» SUPPLIED RECORDS:
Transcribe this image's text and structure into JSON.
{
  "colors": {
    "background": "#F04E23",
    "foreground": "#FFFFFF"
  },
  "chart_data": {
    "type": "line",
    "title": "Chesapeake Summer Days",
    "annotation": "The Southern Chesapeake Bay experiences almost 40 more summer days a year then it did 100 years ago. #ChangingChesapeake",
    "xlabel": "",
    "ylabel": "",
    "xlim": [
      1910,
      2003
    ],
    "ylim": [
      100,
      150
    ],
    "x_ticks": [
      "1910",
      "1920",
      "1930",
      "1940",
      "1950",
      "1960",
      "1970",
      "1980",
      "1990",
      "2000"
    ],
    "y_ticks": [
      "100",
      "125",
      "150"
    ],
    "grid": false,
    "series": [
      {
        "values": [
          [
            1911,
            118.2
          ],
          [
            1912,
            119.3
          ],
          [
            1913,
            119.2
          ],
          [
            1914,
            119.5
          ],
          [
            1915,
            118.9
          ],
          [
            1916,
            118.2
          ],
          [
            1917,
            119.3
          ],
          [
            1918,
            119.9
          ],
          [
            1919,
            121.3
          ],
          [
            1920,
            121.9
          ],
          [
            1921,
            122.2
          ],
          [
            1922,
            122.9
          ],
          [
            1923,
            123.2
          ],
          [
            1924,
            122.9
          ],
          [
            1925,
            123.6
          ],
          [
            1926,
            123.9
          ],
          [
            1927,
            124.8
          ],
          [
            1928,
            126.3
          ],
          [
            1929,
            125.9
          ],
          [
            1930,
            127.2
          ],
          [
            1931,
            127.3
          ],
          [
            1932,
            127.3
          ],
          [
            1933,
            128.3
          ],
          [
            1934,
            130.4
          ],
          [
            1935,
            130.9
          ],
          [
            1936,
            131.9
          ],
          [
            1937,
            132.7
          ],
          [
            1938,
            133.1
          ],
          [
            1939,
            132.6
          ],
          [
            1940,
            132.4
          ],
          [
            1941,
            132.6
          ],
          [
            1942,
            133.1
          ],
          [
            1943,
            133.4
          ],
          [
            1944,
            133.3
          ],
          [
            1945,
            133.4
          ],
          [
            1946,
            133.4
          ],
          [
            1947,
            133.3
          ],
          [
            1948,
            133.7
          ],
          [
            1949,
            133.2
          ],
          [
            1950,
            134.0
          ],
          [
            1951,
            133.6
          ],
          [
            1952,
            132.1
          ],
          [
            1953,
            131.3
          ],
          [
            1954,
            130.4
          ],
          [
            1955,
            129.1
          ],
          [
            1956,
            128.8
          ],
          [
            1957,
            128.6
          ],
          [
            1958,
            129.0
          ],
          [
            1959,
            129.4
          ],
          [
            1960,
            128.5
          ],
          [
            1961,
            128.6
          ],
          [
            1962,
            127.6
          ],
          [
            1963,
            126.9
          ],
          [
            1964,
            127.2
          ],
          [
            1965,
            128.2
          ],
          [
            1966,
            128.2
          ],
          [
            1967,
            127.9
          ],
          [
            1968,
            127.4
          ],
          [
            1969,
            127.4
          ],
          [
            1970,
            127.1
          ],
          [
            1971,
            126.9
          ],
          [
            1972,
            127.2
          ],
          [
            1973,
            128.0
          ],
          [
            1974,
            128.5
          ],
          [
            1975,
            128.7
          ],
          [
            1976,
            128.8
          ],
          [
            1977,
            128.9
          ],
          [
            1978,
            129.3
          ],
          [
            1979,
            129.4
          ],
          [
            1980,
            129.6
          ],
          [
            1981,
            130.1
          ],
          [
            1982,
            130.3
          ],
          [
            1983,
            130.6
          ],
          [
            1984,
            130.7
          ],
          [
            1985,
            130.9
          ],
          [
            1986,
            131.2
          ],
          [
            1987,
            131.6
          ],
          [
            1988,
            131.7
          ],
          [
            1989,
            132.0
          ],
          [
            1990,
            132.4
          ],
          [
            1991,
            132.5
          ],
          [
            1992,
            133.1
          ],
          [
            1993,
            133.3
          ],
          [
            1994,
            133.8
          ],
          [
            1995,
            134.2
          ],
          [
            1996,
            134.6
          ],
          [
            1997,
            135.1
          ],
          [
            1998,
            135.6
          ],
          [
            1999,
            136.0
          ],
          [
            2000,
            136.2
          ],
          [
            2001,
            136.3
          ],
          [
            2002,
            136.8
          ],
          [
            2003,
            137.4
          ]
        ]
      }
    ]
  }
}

» WHAT YOU ARE ASKED TO DO: Extract all of the data above without altering anything.

» FINAL ANSWER:
Transcribe this image's text and structure into JSON.
{
  "colors": {
    "background": "#F04E23",
    "foreground": "#FFFFFF"
  },
  "chart_data": {
    "type": "line",
    "title": "Chesapeake Summer Days",
    "annotation": "The Southern Chesapeake Bay experiences almost 40 more summer days a year then it did 100 years ago. #ChangingChesapeake",
    "xlabel": "",
    "ylabel": "",
    "xlim": [
      1910,
      2003
    ],
    "ylim": [
      100,
      150
    ],
    "x_ticks": [
      "1910",
      "1920",
      "1930",
      "1940",
      "1950",
      "1960",
      "1970",
      "1980",
      "1990",
      "2000"
    ],
    "y_ticks": [
      "100",
      "125",
      "150"
    ],
    "grid": false,
    "series": [
      {
        "values": [
          [
            1911,
            118.2
          ],
          [
            1912,
            119.3
          ],
          [
            1913,
            119.2
          ],
          [
            1914,
            119.5
          ],
          [
            1915,
            118.9
          ],
          [
            1916,
            118.2
          ],
          [
            1917,
            119.3
          ],
          [
            1918,
            119.9
          ],
          [
            1919,
            121.3
          ],
          [
            1920,
            121.9
          ],
          [
            1921,
            122.2
          ],
          [
            1922,
            122.9
          ],
          [
            1923,
            123.2
          ],
          [
            1924,
            122.9
          ],
          [
            1925,
            123.6
          ],
          [
            1926,
            123.9
          ],
          [
            1927,
            124.8
          ],
          [
            1928,
            126.3
          ],
          [
            1929,
            125.9
          ],
          [
            1930,
            127.2
          ],
          [
            1931,
            127.3
          ],
          [
            1932,
            127.3
          ],
          [
            1933,
            128.3
          ],
          [
            1934,
            130.4
          ],
          [
            1935,
            130.9
          ],
          [
            1936,
            131.9
          ],
          [
            1937,
            132.7
          ],
          [
            1938,
            133.1
          ],
          [
            1939,
            132.6
          ],
          [
            1940,
            132.4
          ],
          [
            1941,
            132.6
          ],
          [
            1942,
            133.1
          ],
          [
            1943,
            133.4
          ],
          [
            1944,
            133.3
          ],
          [
            1945,
            133.4
          ],
          [
            1946,
            133.4
          ],
          [
            1947,
            133.3
          ],
          [
            1948,
            133.7
          ],
          [
            1949,
            133.2
          ],
          [
            1950,
            134.0
          ],
          [
            1951,
            133.6
          ],
          [
            1952,
            132.1
          ],
          [
            1953,
            131.3
          ],
          [
            1954,
            130.4
          ],
          [
            1955,
            129.1
          ],
          [
            1956,
            128.8
          ],
          [
            1957,
            128.6
          ],
          [
            1958,
            129.0
          ],
          [
            1959,
            129.4
          ],
          [
            1960,
            128.5
          ],
          [
            1961,
            128.6
          ],
          [
            1962,
            127.6
          ],
          [
            1963,
            126.9
          ],
          [
            1964,
            127.2
          ],
          [
            1965,
            128.2
          ],
          [
            1966,
            128.2
          ],
          [
            1967,
            127.9
          ],
          [
            1968,
            127.4
          ],
          [
            1969,
            127.4
          ],
          [
            1970,
            127.1
          ],
          [
            1971,
            126.9
          ],
          [
            1972,
            127.2
          ],
          [
            1973,
            128.0
          ],
          [
            1974,
            128.5
          ],
          [
            1975,
            128.7
          ],
          [
            1976,
            128.8
          ],
          [
            1977,
            128.9
          ],
          [
            1978,
            129.3
          ],
          [
            1979,
            129.4
          ],
          [
            1980,
            129.6
          ],
          [
            1981,
            130.1
          ],
          [
            1982,
            130.3
          ],
          [
            1983,
            130.6
          ],
          [
            1984,
            130.7
          ],
          [
            1985,
            130.9
          ],
          [
            1986,
            131.2
          ],
          [
            1987,
            131.6
          ],
          [
            1988,
            131.7
          ],
          [
            1989,
            132.0
          ],
          [
            1990,
            132.4
          ],
          [
            1991,
            132.5
          ],
          [
            1992,
            133.1
          ],
          [
            1993,
            133.3
          ],
          [
            1994,
            133.8
          ],
          [
            1995,
            134.2
          ],
          [
            1996,
            134.6
          ],
          [
            1997,
            135.1
          ],
          [
            1998,
            135.6
          ],
          [
            1999,
            136.0
          ],
          [
            2000,
            136.2
          ],
          [
            2001,
            136.3
          ],
          [
            2002,
            136.8
          ],
          [
            2003,
            137.4
          ]
        ]
      }
    ]
  }
}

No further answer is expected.